— begin Records for the exercise —
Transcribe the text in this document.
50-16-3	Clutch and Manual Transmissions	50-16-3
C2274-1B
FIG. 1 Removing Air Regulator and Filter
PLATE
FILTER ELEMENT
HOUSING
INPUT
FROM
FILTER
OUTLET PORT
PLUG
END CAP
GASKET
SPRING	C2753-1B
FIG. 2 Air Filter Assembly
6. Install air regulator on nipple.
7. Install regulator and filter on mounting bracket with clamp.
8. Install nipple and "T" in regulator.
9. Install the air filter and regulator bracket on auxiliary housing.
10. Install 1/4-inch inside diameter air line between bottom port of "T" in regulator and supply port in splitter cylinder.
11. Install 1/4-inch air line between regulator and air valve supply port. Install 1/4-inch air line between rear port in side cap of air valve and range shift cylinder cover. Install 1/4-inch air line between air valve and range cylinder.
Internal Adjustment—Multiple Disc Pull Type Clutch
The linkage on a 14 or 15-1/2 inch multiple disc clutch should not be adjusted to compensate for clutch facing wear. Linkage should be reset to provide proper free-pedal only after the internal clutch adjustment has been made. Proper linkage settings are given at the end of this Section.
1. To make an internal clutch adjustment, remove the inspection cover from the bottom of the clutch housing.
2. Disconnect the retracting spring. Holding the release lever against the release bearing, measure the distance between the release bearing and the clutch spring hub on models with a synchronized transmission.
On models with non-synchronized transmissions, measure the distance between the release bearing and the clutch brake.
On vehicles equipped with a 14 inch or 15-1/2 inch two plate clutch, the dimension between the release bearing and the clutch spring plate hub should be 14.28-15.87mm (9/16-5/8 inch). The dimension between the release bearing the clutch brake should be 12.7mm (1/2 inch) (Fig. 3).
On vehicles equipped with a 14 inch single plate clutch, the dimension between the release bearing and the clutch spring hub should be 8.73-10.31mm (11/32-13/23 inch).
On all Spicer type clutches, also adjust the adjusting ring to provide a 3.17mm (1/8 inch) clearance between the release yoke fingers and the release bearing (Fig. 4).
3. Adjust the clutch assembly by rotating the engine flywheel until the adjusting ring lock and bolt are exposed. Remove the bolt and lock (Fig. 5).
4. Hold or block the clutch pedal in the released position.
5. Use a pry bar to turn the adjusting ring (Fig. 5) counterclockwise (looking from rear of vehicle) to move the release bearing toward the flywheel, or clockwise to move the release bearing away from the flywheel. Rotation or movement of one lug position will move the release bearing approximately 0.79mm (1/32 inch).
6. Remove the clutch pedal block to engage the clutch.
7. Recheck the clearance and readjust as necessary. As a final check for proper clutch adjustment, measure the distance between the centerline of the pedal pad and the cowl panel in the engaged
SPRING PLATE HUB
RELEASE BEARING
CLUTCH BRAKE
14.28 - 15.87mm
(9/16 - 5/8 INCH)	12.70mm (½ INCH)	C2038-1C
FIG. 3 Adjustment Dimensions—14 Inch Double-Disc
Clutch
— end Records for the exercise —
#### Task to complete:
Filter the entries down to the lines containing "models". Copy each of those lines.

#### Response:
2. Disconnect the retracting spring. Holding the release lever against the release bearing, measure the distance between the release bearing and the clutch spring hub on models with a synchronized transmission.
On models with non-synchronized transmissions, measure the distance between the release bearing and the clutch brake.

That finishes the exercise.